Set problem 1 ▸ List every city named in the article about the painter Michael Armitage below.
Set problem 2 ▸ Carry on the article about the painter Michael Armitage below, starting right after its last sentence.

Excerpt to read ▸
☆ ☆ ☆ ☆

In his canvases, time and place become fluid, and all kinds of ostensible givens are undone in real time

Eleven years ago, Michael Armitage was a student in London’s Royal Academy Schools; now he has a solo show in the Royal Academy itself. The last time he exhibited in this building, it was at the end of what he calls a “difficult but fundamental” postgraduate course during which he broke down and rebuilt his approach to painting, moving from abstraction back to figuration and beginning to work on the rough Ugandan bark cloth, lubugo, that’s now an integral part of his art. Returning to the fabled institution on Piccadilly, Armitage is presenting a minisurvey – Paradise Edict, which originated at Munich’s Haus der Kunst – extracting 15 paintings from his last seven years’ work, during which time he joined White Cube’s roster, had solo exhibitions from the Norval Foundation in Cape Town to MOMA in New York and alternated his base between Nairobi, where he was born, in 1984, and London. It’s a lot for one person to process; which is perhaps why, when Armitage pops up on my laptop screen, he appears to be sitting peaceably in a secluded cave.

OK, it’s just his Zoom backdrop, and Armitage is actually settled in a leather wingchair in his London studio; but the cave, Armitage clarifies, is an African one, underscoring the centrality of the artist’s homeland to him. Kenya is the grounding locale of his luminous yet opaque paintings, which merge imagery and influence from a range of sources – the East African artists he encountered in his youth; European greats such as Gauguin, Goya and Titian; mythology, rumour and contemporary political events. In his canvases, time and place become fluid, and all kinds of ostensible givens are undone in real time.

Mydas, 2019, oil on lubugo bark cloth, 220 × 170 cm. Photo: Theo Christelis. © the artist. Courtesy the artist and White Cube, London

One of the paintings in the RA show, for instance, Mydas (2019), originated in Armitage’s reading of Ovid’s Metamorphoses. King Midas has become a shorthand for greed, “but he’s probably one of the most hopeful figures in the whole book”, says Armitage; Midas ruled a drought-stricken land, and wanted to turn things to gold so he could feed his people. Armitage’s composition, driven by El Greco-ish wristy bravura, locates the moment in the story where the king, after being told he’ll get what he wants if he bathes in wine, is showering his thin black body in ruby booze against a star-dappled sky. The backdrop is a convergence of ghostly figures, fragmentary aquamarine landscape based on Armitage’s in situ drawings of an arid, drought-plagued region of contemporary northern Kenya, a wine-lapping cheetah and murky abstract elements open to interpretation. The painting asks you to traverse it while pinning itself, in symbolic fashion, to a story that many only know as a distortion.

☆ ☆ ☆ ☆

Supplied information ▸
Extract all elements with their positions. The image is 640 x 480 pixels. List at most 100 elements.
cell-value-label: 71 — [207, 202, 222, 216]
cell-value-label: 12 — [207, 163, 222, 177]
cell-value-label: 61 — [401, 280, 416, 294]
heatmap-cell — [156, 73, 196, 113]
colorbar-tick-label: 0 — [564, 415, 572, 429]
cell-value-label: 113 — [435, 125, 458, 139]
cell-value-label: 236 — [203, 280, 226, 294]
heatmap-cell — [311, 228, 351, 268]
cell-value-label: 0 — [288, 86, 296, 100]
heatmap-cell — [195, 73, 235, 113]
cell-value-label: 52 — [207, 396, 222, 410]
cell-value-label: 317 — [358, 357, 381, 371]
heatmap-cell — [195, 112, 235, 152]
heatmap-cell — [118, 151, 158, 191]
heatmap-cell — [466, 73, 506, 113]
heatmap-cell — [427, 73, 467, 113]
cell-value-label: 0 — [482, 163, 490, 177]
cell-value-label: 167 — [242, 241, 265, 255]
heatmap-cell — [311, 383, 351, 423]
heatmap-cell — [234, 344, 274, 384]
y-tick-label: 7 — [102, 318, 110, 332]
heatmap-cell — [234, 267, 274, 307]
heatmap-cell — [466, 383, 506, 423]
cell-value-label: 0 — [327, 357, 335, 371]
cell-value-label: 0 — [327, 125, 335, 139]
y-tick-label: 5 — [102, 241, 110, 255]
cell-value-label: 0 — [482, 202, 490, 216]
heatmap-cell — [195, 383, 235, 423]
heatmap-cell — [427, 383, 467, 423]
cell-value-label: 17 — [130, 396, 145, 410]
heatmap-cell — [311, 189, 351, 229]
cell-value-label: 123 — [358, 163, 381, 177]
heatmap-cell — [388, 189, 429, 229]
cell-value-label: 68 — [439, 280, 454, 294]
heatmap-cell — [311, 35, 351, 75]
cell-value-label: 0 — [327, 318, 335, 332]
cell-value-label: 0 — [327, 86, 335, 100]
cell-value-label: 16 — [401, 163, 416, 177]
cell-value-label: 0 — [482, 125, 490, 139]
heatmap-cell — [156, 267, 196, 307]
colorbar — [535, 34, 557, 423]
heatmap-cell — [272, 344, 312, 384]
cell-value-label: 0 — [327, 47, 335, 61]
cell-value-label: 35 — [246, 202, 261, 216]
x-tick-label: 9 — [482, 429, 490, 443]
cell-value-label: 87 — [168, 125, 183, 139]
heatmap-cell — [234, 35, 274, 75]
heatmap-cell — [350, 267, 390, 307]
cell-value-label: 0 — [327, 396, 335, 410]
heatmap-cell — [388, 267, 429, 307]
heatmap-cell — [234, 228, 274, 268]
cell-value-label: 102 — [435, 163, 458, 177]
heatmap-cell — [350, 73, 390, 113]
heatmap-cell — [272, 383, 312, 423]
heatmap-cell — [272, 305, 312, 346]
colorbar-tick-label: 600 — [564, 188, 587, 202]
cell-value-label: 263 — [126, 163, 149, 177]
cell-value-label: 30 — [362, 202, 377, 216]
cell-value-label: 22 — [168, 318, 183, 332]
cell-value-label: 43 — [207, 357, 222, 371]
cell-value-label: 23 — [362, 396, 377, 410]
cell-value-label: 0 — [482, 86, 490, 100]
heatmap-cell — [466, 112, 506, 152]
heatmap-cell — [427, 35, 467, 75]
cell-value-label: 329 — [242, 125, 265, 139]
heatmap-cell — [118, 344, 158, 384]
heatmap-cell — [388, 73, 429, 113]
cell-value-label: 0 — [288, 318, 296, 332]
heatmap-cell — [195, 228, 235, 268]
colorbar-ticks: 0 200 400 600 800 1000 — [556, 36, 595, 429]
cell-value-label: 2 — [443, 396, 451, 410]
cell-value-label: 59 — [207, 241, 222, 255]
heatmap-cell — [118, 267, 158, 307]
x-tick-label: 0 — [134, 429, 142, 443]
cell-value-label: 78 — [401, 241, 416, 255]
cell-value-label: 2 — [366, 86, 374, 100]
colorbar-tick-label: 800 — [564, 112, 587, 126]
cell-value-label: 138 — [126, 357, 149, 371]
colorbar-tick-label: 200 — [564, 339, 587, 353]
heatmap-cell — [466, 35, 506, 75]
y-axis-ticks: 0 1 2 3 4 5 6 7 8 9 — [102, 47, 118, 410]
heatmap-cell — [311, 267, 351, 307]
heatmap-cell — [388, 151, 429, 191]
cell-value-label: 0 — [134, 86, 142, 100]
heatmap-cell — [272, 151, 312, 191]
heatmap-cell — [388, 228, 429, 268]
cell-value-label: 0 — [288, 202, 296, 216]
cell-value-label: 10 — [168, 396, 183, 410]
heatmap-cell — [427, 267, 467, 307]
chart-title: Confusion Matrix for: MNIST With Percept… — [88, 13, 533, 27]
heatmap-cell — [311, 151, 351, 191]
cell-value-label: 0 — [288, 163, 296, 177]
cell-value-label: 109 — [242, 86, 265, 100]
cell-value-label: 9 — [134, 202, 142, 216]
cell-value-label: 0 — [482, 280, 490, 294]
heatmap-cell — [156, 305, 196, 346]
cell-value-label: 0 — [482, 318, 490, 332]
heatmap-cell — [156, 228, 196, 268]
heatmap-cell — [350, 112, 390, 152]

☆ ☆ ☆ ☆

Exercise result 1 ▸ London, Munich, Cape Town, New York, Nairobi

Exercise result 2 ▸
Armitage’s paintings arise, he says, “whenever there’s something that presents itself which, to my mind, I feel like I’m unresolved in”. In 2017, relatedly, he inveigled himself into a TV crew filming an opposition party rally in a Nairobi park during the 2017 general elections in Kenya. This led to paintings such as The Fourth Estate (2017), with a cluster of figures sitting in an empurpled tree unfurling a picture of a frog, while the branches quiver lyrically in the wind. If it’s likely many of Armitage’s viewers won’t grasp the details here, it’s also not important to him, since he’s operating in a space where issues of unmitigated truth – for instance, in journalistic coverage of elections – are already open to question. For him paintings aren’t legible hubs of connotation so much as spaces of charged, freeform encounter in which much of what transpires is nonverbal and subjective. This is an artist, after all, who cites as one of his most important exhibition experiences an El Greco show in which he ignored all the wall labels and so had little idea of the religious content of the works. “Paintings just don’t have any meaning,” he says. “They are what they are, unless you allow them to have that for you. And then they can be extraordinarily profound. But in many ways it’s like trying to talk about, let’s say, Formula One but only having the language of fishing…”

The Chicken Thief, 2019, oil on lubugo bark cloth, 200 × 150 cm. Photo: Theo Christelis. © the artist. Courtesy the artist and White Cube, London

Of course, one can make something of the fact that lubugo, whose rough texture redirects the artist’s hand and which in Armitage’s paintings is often pitted with holes, is also used for funeral shrouds; one can notice and thematise the animist equivalencing of humans, animals and landscape in his paintings. But the places where he wants to make definite assertions are, thus far, mostly outside of his painting practice. The son of a Kenyan mother and an English father, Armitage grew up in Nairobi – relocating to the UK when he was sixteen, later doing his undergraduate degree at the Slade. (Asked if he paints differently when he goes back, he deadpans, “Yes, with my feet”.) Last year he set up the Nairobi Contemporary Art Institute in the city, a nonprofit ‘dedicated to the growth and preservation of contemporary art in East Africa’. The NCAI cocurated a vital auxiliary section in Paradise Edict that functions as a minisurvey of a half-century of figurative painting practice in the region via 35 works by six artists: Asaph Ng’ethe Macua, Elimo Njau, Jak Katarikawe, Theresa Musoke, Sane Wadu and Meek Gichugu. (This segment of the show will, at an as-yet-unspecified date, also be shown in Nairobi.)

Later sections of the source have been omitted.